[DATA FOR THE TASK]:
#####
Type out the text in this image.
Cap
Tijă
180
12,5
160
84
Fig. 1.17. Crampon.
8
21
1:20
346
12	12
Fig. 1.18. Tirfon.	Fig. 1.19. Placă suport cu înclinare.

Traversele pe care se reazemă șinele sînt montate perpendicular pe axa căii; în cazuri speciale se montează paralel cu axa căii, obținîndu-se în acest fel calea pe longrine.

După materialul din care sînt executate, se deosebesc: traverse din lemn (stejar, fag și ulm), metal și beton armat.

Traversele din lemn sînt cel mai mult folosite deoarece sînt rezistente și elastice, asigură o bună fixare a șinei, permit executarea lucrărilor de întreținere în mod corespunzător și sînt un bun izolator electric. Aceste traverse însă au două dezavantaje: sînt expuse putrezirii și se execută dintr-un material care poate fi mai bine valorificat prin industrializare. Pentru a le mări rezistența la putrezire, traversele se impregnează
#####
Take the records above and return them exactly as written.

Type out the text in this image.
Cap
Tijă
180
12,5
160
84
Fig. 1.17. Crampon.
8
21
1:20
346
12	12
Fig. 1.18. Tirfon.	Fig. 1.19. Placă suport cu înclinare.

Traversele pe care se reazemă șinele sînt montate perpendicular pe axa căii; în cazuri speciale se montează paralel cu axa căii, obținîndu-se în acest fel calea pe longrine.

După materialul din care sînt executate, se deosebesc: traverse din lemn (stejar, fag și ulm), metal și beton armat.

Traversele din lemn sînt cel mai mult folosite deoarece sînt rezistente și elastice, asigură o bună fixare a șinei, permit executarea lucrărilor de întreținere în mod corespunzător și sînt un bun izolator electric. Aceste traverse însă au două dezavantaje: sînt expuse putrezirii și se execută dintr-un material care poate fi mai bine valorificat prin industrializare. Pentru a le mări rezistența la putrezire, traversele se impregnează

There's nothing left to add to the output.